# Raw data
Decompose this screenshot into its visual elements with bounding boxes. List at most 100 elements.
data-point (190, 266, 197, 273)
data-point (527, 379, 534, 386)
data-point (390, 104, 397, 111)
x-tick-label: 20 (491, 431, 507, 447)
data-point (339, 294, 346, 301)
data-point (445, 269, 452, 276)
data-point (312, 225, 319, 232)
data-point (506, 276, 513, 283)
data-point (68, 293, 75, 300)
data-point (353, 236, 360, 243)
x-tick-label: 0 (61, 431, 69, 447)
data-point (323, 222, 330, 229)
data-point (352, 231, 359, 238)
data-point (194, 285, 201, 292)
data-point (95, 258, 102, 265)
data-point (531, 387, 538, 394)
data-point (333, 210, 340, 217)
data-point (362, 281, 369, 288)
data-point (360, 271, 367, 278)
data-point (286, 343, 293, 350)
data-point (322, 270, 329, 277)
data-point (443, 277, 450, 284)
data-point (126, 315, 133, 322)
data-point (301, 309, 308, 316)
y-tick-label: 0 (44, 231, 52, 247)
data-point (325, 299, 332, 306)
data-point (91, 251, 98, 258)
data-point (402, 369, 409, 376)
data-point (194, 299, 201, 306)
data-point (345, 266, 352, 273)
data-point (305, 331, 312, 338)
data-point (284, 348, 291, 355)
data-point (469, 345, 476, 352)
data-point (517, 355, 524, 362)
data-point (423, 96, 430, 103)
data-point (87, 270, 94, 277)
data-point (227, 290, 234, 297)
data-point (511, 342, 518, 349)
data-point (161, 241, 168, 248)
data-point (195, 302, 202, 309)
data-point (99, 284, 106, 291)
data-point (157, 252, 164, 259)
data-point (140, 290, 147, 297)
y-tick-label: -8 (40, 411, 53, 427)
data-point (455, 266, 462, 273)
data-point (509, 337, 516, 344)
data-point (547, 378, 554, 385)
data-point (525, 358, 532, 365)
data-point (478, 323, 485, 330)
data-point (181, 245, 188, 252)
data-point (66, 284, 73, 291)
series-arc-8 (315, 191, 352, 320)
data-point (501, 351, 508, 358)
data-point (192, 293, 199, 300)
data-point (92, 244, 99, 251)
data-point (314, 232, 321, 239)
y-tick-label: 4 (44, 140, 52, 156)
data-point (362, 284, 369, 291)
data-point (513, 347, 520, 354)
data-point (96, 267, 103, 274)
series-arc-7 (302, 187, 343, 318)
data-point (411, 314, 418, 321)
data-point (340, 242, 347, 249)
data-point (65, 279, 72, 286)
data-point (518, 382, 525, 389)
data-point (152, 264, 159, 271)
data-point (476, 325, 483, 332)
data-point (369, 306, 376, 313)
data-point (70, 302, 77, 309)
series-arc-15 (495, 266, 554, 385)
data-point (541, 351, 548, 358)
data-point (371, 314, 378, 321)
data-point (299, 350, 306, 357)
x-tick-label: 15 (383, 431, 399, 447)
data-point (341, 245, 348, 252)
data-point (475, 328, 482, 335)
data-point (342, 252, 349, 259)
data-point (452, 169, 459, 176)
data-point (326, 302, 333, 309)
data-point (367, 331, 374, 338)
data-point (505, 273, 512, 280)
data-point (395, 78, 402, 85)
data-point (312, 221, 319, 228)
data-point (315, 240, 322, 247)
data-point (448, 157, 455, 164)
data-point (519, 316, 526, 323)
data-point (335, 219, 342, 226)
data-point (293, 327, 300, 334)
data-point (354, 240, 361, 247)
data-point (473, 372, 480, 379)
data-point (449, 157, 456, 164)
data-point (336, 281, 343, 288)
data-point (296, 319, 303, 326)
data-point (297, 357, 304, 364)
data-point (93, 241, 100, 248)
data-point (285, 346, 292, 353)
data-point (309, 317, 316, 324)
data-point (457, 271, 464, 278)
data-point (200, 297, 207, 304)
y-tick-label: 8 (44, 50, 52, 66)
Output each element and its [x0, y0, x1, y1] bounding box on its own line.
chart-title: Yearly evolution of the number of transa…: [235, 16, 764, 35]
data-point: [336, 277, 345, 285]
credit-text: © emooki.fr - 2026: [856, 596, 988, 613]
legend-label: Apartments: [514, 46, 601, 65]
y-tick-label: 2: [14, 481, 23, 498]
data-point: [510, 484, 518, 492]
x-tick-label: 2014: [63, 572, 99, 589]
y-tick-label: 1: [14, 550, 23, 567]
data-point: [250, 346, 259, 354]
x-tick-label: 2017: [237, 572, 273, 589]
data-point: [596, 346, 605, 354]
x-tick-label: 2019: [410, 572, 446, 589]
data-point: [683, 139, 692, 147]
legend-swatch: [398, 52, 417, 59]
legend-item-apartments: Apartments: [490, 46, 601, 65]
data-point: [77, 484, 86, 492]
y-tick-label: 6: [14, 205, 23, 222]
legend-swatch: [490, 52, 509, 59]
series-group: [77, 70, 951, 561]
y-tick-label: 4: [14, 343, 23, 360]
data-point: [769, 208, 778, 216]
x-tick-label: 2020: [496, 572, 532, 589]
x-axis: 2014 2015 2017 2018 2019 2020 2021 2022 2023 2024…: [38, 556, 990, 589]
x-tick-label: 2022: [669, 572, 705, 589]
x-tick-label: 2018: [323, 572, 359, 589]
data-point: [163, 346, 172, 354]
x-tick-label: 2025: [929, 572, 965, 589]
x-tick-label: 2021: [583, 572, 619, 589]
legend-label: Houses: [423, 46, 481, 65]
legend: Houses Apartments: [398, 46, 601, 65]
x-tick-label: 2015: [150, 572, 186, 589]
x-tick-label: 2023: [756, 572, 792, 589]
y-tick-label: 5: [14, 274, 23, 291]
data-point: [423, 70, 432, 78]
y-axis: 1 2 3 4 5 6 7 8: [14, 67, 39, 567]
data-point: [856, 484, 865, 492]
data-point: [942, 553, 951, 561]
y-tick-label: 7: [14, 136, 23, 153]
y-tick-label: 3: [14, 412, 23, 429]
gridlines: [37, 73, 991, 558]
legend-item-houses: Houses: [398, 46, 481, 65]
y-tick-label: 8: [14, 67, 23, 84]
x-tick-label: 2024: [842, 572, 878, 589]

# Task requirements
Copy out every one of the records above, line for line, without changing any character.

# Complete response
Decompose this screenshot into its visual elements with bounding boxes. List at most 100 elements.
data-point (190, 266, 197, 273)
data-point (527, 379, 534, 386)
data-point (390, 104, 397, 111)
x-tick-label: 20 (491, 431, 507, 447)
data-point (339, 294, 346, 301)
data-point (445, 269, 452, 276)
data-point (312, 225, 319, 232)
data-point (506, 276, 513, 283)
data-point (68, 293, 75, 300)
data-point (353, 236, 360, 243)
x-tick-label: 0 (61, 431, 69, 447)
data-point (323, 222, 330, 229)
data-point (352, 231, 359, 238)
data-point (194, 285, 201, 292)
data-point (95, 258, 102, 265)
data-point (531, 387, 538, 394)
data-point (333, 210, 340, 217)
data-point (362, 281, 369, 288)
data-point (360, 271, 367, 278)
data-point (286, 343, 293, 350)
data-point (322, 270, 329, 277)
data-point (443, 277, 450, 284)
data-point (126, 315, 133, 322)
data-point (301, 309, 308, 316)
y-tick-label: 0 (44, 231, 52, 247)
data-point (325, 299, 332, 306)
data-point (91, 251, 98, 258)
data-point (402, 369, 409, 376)
data-point (194, 299, 201, 306)
data-point (345, 266, 352, 273)
data-point (305, 331, 312, 338)
data-point (284, 348, 291, 355)
data-point (469, 345, 476, 352)
data-point (517, 355, 524, 362)
data-point (423, 96, 430, 103)
data-point (87, 270, 94, 277)
data-point (227, 290, 234, 297)
data-point (511, 342, 518, 349)
data-point (161, 241, 168, 248)
data-point (195, 302, 202, 309)
data-point (99, 284, 106, 291)
data-point (157, 252, 164, 259)
data-point (140, 290, 147, 297)
y-tick-label: -8 (40, 411, 53, 427)
data-point (455, 266, 462, 273)
data-point (509, 337, 516, 344)
data-point (547, 378, 554, 385)
data-point (525, 358, 532, 365)
data-point (478, 323, 485, 330)
data-point (181, 245, 188, 252)
data-point (66, 284, 73, 291)
series-arc-8 (315, 191, 352, 320)
data-point (501, 351, 508, 358)
data-point (192, 293, 199, 300)
data-point (92, 244, 99, 251)
data-point (314, 232, 321, 239)
y-tick-label: 4 (44, 140, 52, 156)
data-point (362, 284, 369, 291)
data-point (513, 347, 520, 354)
data-point (96, 267, 103, 274)
series-arc-7 (302, 187, 343, 318)
data-point (411, 314, 418, 321)
data-point (340, 242, 347, 249)
data-point (65, 279, 72, 286)
data-point (518, 382, 525, 389)
data-point (152, 264, 159, 271)
data-point (476, 325, 483, 332)
data-point (369, 306, 376, 313)
data-point (70, 302, 77, 309)
series-arc-15 (495, 266, 554, 385)
data-point (541, 351, 548, 358)
data-point (371, 314, 378, 321)
data-point (299, 350, 306, 357)
x-tick-label: 15 (383, 431, 399, 447)
data-point (341, 245, 348, 252)
data-point (475, 328, 482, 335)
data-point (342, 252, 349, 259)
data-point (452, 169, 459, 176)
data-point (326, 302, 333, 309)
data-point (367, 331, 374, 338)
data-point (505, 273, 512, 280)
data-point (395, 78, 402, 85)
data-point (312, 221, 319, 228)
data-point (315, 240, 322, 247)
data-point (448, 157, 455, 164)
data-point (519, 316, 526, 323)
data-point (335, 219, 342, 226)
data-point (293, 327, 300, 334)
data-point (354, 240, 361, 247)
data-point (473, 372, 480, 379)
data-point (449, 157, 456, 164)
data-point (336, 281, 343, 288)
data-point (296, 319, 303, 326)
data-point (297, 357, 304, 364)
data-point (93, 241, 100, 248)
data-point (285, 346, 292, 353)
data-point (309, 317, 316, 324)
data-point (457, 271, 464, 278)
data-point (200, 297, 207, 304)
y-tick-label: 8 (44, 50, 52, 66)
Output each element and its [x0, y0, x1, y1] bounding box on its own line.
chart-title: Yearly evolution of the number of transa…: [235, 16, 764, 35]
data-point: [336, 277, 345, 285]
credit-text: © emooki.fr - 2026: [856, 596, 988, 613]
legend-label: Apartments: [514, 46, 601, 65]
y-tick-label: 2: [14, 481, 23, 498]
data-point: [510, 484, 518, 492]
x-tick-label: 2014: [63, 572, 99, 589]
y-tick-label: 1: [14, 550, 23, 567]
data-point: [250, 346, 259, 354]
x-tick-label: 2017: [237, 572, 273, 589]
data-point: [596, 346, 605, 354]
x-tick-label: 2019: [410, 572, 446, 589]
data-point: [683, 139, 692, 147]
legend-swatch: [398, 52, 417, 59]
legend-item-apartments: Apartments: [490, 46, 601, 65]
data-point: [77, 484, 86, 492]
y-tick-label: 6: [14, 205, 23, 222]
legend-swatch: [490, 52, 509, 59]
series-group: [77, 70, 951, 561]
y-tick-label: 4: [14, 343, 23, 360]
data-point: [769, 208, 778, 216]
x-tick-label: 2020: [496, 572, 532, 589]
x-axis: 2014 2015 2017 2018 2019 2020 2021 2022 2023 2024…: [38, 556, 990, 589]
x-tick-label: 2022: [669, 572, 705, 589]
x-tick-label: 2018: [323, 572, 359, 589]
data-point: [163, 346, 172, 354]
x-tick-label: 2025: [929, 572, 965, 589]
x-tick-label: 2021: [583, 572, 619, 589]
legend-label: Houses: [423, 46, 481, 65]
legend: Houses Apartments: [398, 46, 601, 65]
x-tick-label: 2015: [150, 572, 186, 589]
x-tick-label: 2023: [756, 572, 792, 589]
y-tick-label: 5: [14, 274, 23, 291]
data-point: [423, 70, 432, 78]
y-axis: 1 2 3 4 5 6 7 8: [14, 67, 39, 567]
data-point: [856, 484, 865, 492]
data-point: [942, 553, 951, 561]
y-tick-label: 7: [14, 136, 23, 153]
y-tick-label: 3: [14, 412, 23, 429]
gridlines: [37, 73, 991, 558]
legend-item-houses: Houses: [398, 46, 481, 65]
y-tick-label: 8: [14, 67, 23, 84]
x-tick-label: 2024: [842, 572, 878, 589]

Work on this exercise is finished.